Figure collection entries
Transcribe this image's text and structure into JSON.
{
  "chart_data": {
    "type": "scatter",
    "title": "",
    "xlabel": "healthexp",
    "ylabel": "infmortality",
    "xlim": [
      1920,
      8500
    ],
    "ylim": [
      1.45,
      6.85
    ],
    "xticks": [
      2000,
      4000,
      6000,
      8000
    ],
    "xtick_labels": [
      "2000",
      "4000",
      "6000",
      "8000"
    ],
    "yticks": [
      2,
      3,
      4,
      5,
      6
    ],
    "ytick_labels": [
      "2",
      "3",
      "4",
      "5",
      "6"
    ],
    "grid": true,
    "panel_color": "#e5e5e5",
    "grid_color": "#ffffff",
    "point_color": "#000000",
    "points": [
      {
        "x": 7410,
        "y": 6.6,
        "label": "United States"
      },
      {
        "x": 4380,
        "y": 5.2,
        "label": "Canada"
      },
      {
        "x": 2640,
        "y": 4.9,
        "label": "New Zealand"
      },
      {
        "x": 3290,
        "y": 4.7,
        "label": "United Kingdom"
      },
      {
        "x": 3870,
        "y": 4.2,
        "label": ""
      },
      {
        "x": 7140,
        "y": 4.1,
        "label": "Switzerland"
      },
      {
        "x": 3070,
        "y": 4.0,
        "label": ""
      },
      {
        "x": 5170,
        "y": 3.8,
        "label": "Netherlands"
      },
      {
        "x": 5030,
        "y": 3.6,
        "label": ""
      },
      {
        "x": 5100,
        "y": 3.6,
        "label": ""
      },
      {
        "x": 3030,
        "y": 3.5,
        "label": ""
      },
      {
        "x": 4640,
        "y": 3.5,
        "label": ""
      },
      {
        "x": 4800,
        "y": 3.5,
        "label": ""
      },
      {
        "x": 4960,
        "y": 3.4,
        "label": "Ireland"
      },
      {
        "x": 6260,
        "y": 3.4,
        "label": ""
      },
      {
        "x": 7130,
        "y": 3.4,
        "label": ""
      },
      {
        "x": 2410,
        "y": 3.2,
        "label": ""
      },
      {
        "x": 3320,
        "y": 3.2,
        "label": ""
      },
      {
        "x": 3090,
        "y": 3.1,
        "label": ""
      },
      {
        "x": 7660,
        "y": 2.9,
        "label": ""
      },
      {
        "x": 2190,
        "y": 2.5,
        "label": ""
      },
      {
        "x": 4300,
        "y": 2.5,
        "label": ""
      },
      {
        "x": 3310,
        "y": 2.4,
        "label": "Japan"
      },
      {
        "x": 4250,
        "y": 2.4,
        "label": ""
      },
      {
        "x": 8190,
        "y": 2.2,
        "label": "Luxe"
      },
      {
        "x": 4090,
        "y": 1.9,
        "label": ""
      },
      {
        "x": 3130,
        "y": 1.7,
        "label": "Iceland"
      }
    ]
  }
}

## Given instruction
Every line in the data above that contains "United" needs to be copied.

## Answer below
        "label": "United States"
        "label": "United Kingdom"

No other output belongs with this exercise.